-- Start --

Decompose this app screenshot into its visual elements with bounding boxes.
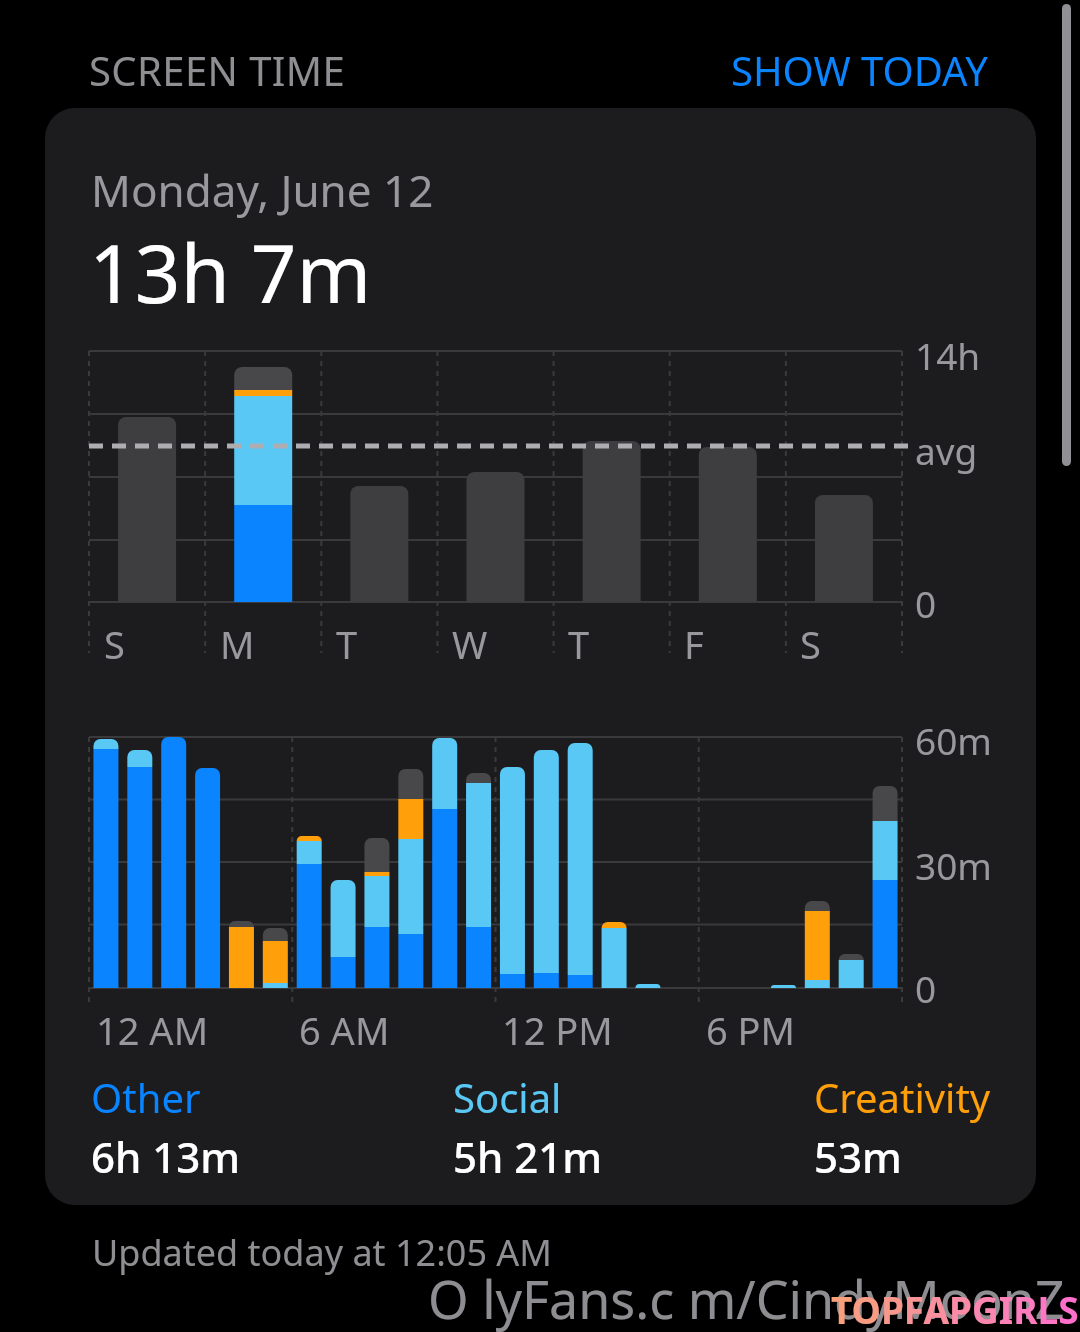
staticText: M bbox=[220, 618, 255, 670]
button[interactable]: Monday, June 12 bbox=[45, 108, 1036, 1205]
staticText: SHOW TODAY bbox=[731, 43, 988, 97]
staticText: 30m bbox=[915, 840, 992, 890]
staticText: 5h 21m bbox=[453, 1128, 603, 1185]
staticText: 13h 7m bbox=[89, 217, 372, 326]
button[interactable]: SCREEN TIME bbox=[89, 43, 346, 97]
button[interactable]: SHOW TODAY bbox=[600, 43, 988, 97]
staticText: Social bbox=[453, 1070, 562, 1124]
staticText: 6 PM bbox=[706, 1004, 796, 1056]
staticText: Creativity bbox=[814, 1070, 991, 1124]
staticText: 14h bbox=[915, 330, 981, 380]
staticText: F bbox=[684, 618, 704, 670]
staticText: 60m bbox=[915, 715, 992, 765]
staticText: avg bbox=[915, 425, 978, 475]
staticText: SCREEN TIME bbox=[89, 43, 346, 97]
staticText: Monday, June 12 bbox=[91, 160, 434, 220]
staticText: 0 bbox=[915, 578, 937, 628]
staticText: 12 PM bbox=[502, 1004, 613, 1056]
staticText: W bbox=[452, 618, 488, 670]
staticText: T bbox=[336, 618, 358, 670]
staticText: Updated today at 12:05 AM bbox=[92, 1228, 553, 1277]
staticText: Other bbox=[91, 1070, 201, 1124]
staticText: T bbox=[568, 618, 590, 670]
staticText: 6h 13m bbox=[91, 1128, 241, 1185]
staticText: 53m bbox=[814, 1128, 902, 1185]
staticText: 6 AM bbox=[299, 1004, 390, 1056]
staticText: TOPFAPGIRLS bbox=[831, 1284, 1079, 1332]
staticText: O lyFans.c m/CindyMoonZ bbox=[428, 1263, 1065, 1332]
staticText: S bbox=[104, 618, 125, 670]
staticText: 12 AM bbox=[96, 1004, 209, 1056]
staticText: S bbox=[800, 618, 821, 670]
staticText: 0 bbox=[915, 963, 937, 1013]
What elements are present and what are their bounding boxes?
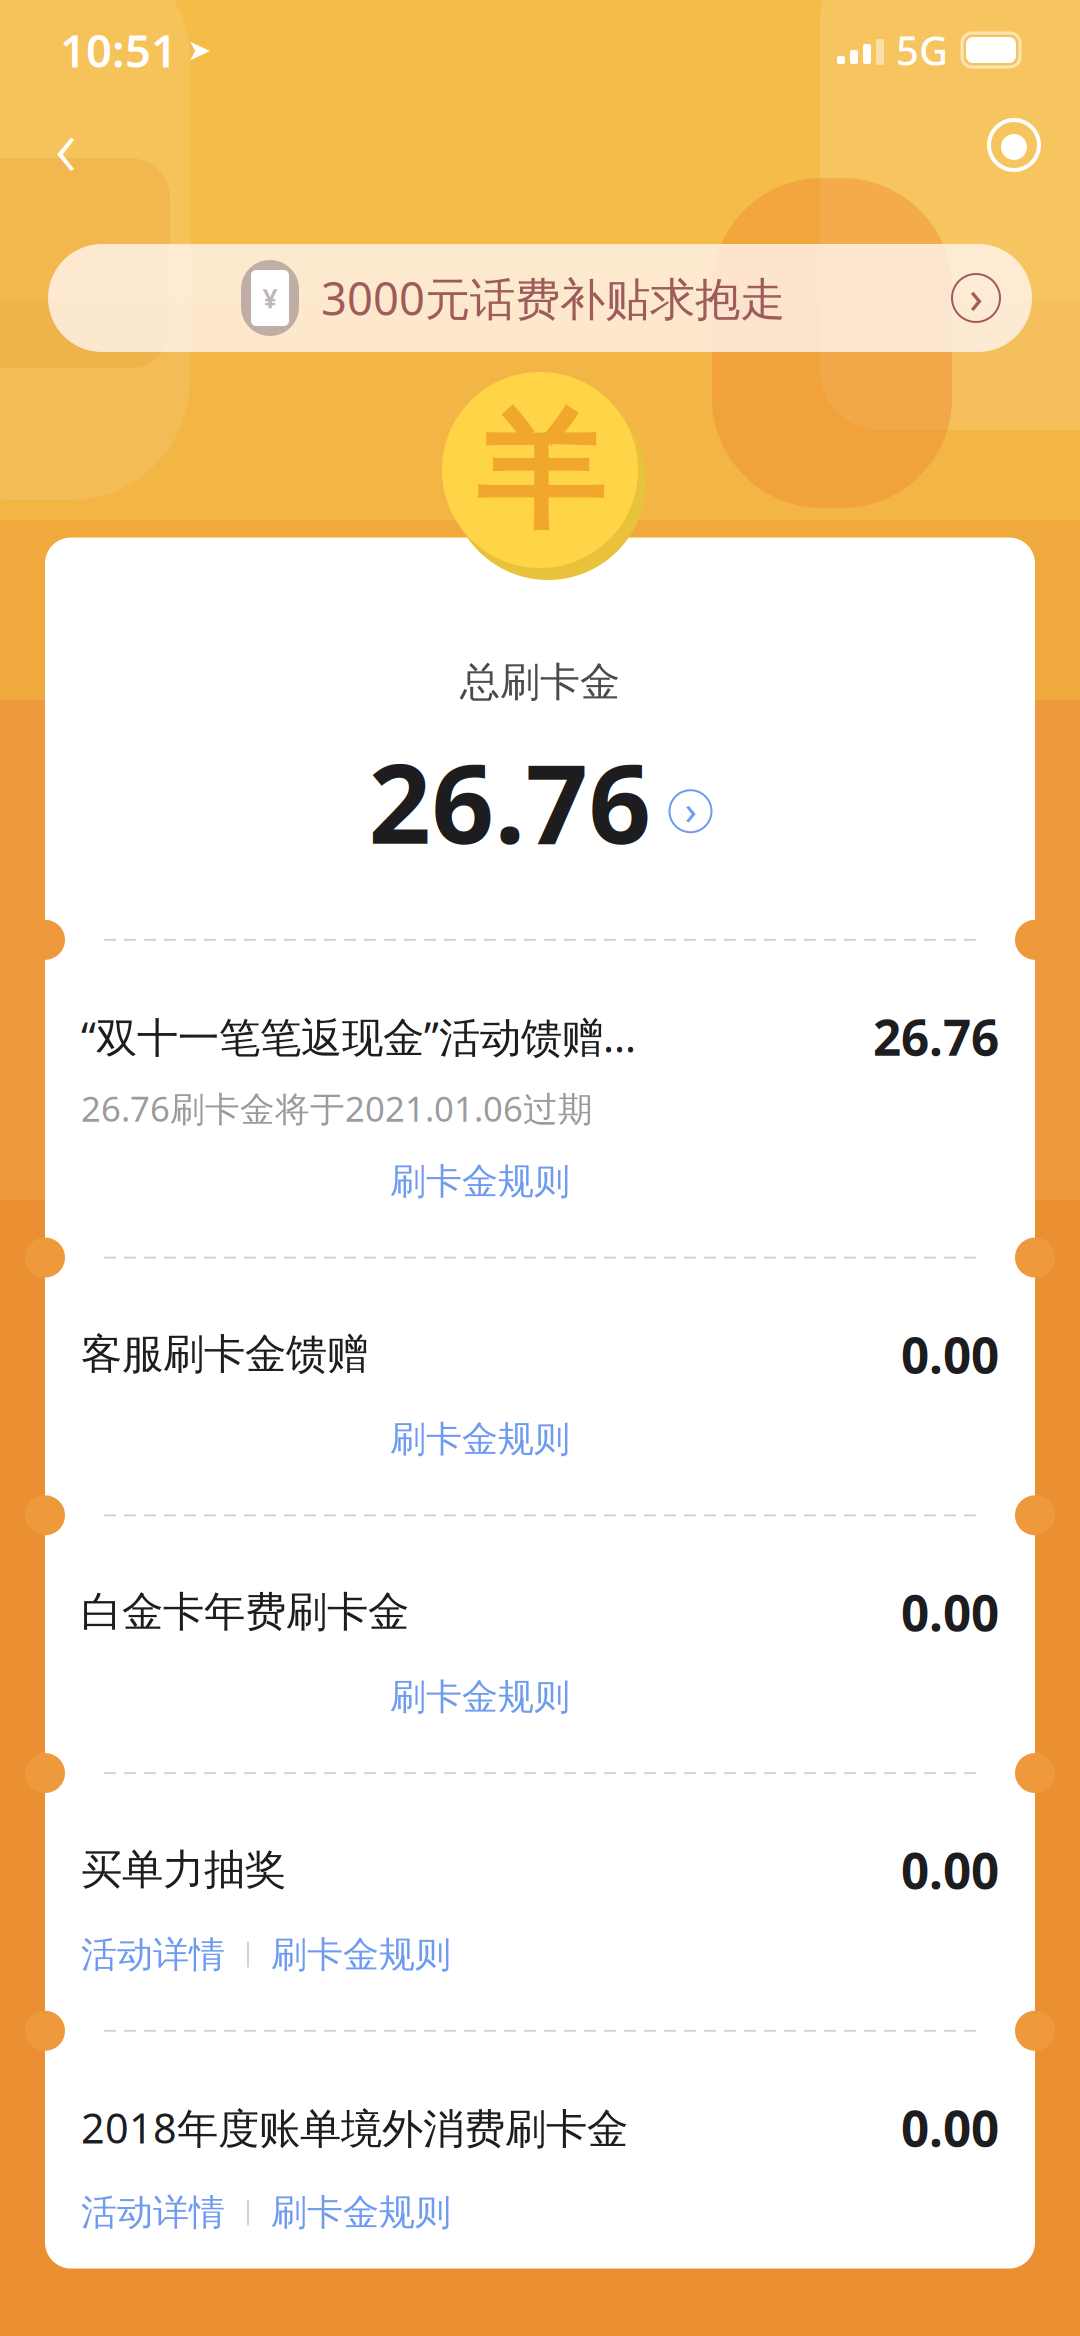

-- End --

▶ Directive: Recast every line of the items above as a Markdown table with the columns "Row" and "Line", numbering the rows and leaving out blank lines and the pictures.

▶ Written reply:
| Row | Line |
|---|---|
| 1 | Decompose this app screenshot into its visual elements with bounding boxes. |
| 2 | staticText: M bbox=[220, 618, 255, 670] |
| 3 | button[interactable]: Monday, June 12 bbox=[45, 108, 1036, 1205] |
| 4 | staticText: SHOW TODAY bbox=[731, 43, 988, 97] |
| 5 | staticText: 30m bbox=[915, 840, 992, 890] |
| 6 | staticText: 5h 21m bbox=[453, 1128, 603, 1185] |
| 7 | staticText: 13h 7m bbox=[89, 217, 372, 326] |
| 8 | button[interactable]: SCREEN TIME bbox=[89, 43, 346, 97] |
| 9 | button[interactable]: SHOW TODAY bbox=[600, 43, 988, 97] |
| 10 | staticText: Social bbox=[453, 1070, 562, 1124] |
| 11 | staticText: 6 PM bbox=[706, 1004, 796, 1056] |
| 12 | staticText: Creativity bbox=[814, 1070, 991, 1124] |
| 13 | staticText: 14h bbox=[915, 330, 981, 380] |
| 14 | staticText: F bbox=[684, 618, 704, 670] |
| 15 | staticText: 60m bbox=[915, 715, 992, 765] |
| 16 | staticText: avg bbox=[915, 425, 978, 475] |
| 17 | staticText: SCREEN TIME bbox=[89, 43, 346, 97] |
| 18 | staticText: Monday, June 12 bbox=[91, 160, 434, 220] |
| 19 | staticText: 0 bbox=[915, 578, 937, 628] |
| 20 | staticText: 12 PM bbox=[502, 1004, 613, 1056] |
| 21 | staticText: W bbox=[452, 618, 488, 670] |
| 22 | staticText: T bbox=[336, 618, 358, 670] |
| 23 | staticText: Updated today at 12:05 AM bbox=[92, 1228, 553, 1277] |
| 24 | staticText: Other bbox=[91, 1070, 201, 1124] |
| 25 | staticText: T bbox=[568, 618, 590, 670] |
| 26 | staticText: 6h 13m bbox=[91, 1128, 241, 1185] |
| 27 | staticText: 53m bbox=[814, 1128, 902, 1185] |
| 28 | staticText: 6 AM bbox=[299, 1004, 390, 1056] |
| 29 | staticText: TOPFAPGIRLS bbox=[831, 1284, 1079, 1332] |
| 30 | staticText: O lyFans.c m/CindyMoonZ bbox=[428, 1263, 1065, 1332] |
| 31 | staticText: S bbox=[104, 618, 125, 670] |
| 32 | staticText: 12 AM bbox=[96, 1004, 209, 1056] |
| 33 | staticText: S bbox=[800, 618, 821, 670] |
| 34 | staticText: 0 bbox=[915, 963, 937, 1013] |
| 35 | What elements are present and what are their bounding boxes? |